> [The records]:

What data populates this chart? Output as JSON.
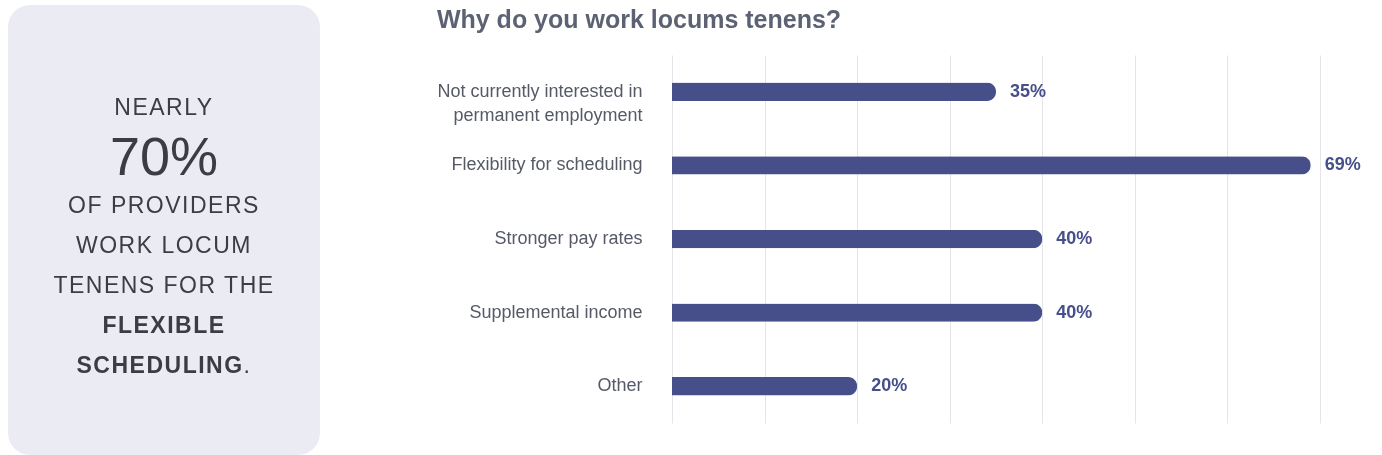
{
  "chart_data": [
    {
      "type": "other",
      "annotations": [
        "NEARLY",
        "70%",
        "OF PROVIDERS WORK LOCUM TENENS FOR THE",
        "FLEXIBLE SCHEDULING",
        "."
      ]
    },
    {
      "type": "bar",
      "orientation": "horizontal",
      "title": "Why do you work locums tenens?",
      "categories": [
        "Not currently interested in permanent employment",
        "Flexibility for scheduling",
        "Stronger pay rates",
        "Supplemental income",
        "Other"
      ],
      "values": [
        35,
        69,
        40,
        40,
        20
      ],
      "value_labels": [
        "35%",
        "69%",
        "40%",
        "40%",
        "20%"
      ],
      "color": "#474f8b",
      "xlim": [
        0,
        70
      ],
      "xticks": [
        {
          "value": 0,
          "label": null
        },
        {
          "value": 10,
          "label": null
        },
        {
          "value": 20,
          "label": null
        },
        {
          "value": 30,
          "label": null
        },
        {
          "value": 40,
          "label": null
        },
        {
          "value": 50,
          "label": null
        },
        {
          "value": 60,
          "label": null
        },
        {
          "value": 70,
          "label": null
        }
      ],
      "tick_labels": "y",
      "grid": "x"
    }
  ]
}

> [Exercise description]: Excluding the pictures, reproduce every entry exactly as given.

> [Expected output]:
What data populates this chart? Output as JSON.
{
  "chart_data": [
    {
      "type": "other",
      "annotations": [
        "NEARLY",
        "70%",
        "OF PROVIDERS WORK LOCUM TENENS FOR THE",
        "FLEXIBLE SCHEDULING",
        "."
      ]
    },
    {
      "type": "bar",
      "orientation": "horizontal",
      "title": "Why do you work locums tenens?",
      "categories": [
        "Not currently interested in permanent employment",
        "Flexibility for scheduling",
        "Stronger pay rates",
        "Supplemental income",
        "Other"
      ],
      "values": [
        35,
        69,
        40,
        40,
        20
      ],
      "value_labels": [
        "35%",
        "69%",
        "40%",
        "40%",
        "20%"
      ],
      "color": "#474f8b",
      "xlim": [
        0,
        70
      ],
      "xticks": [
        {
          "value": 0,
          "label": null
        },
        {
          "value": 10,
          "label": null
        },
        {
          "value": 20,
          "label": null
        },
        {
          "value": 30,
          "label": null
        },
        {
          "value": 40,
          "label": null
        },
        {
          "value": 50,
          "label": null
        },
        {
          "value": 60,
          "label": null
        },
        {
          "value": 70,
          "label": null
        }
      ],
      "tick_labels": "y",
      "grid": "x"
    }
  ]
}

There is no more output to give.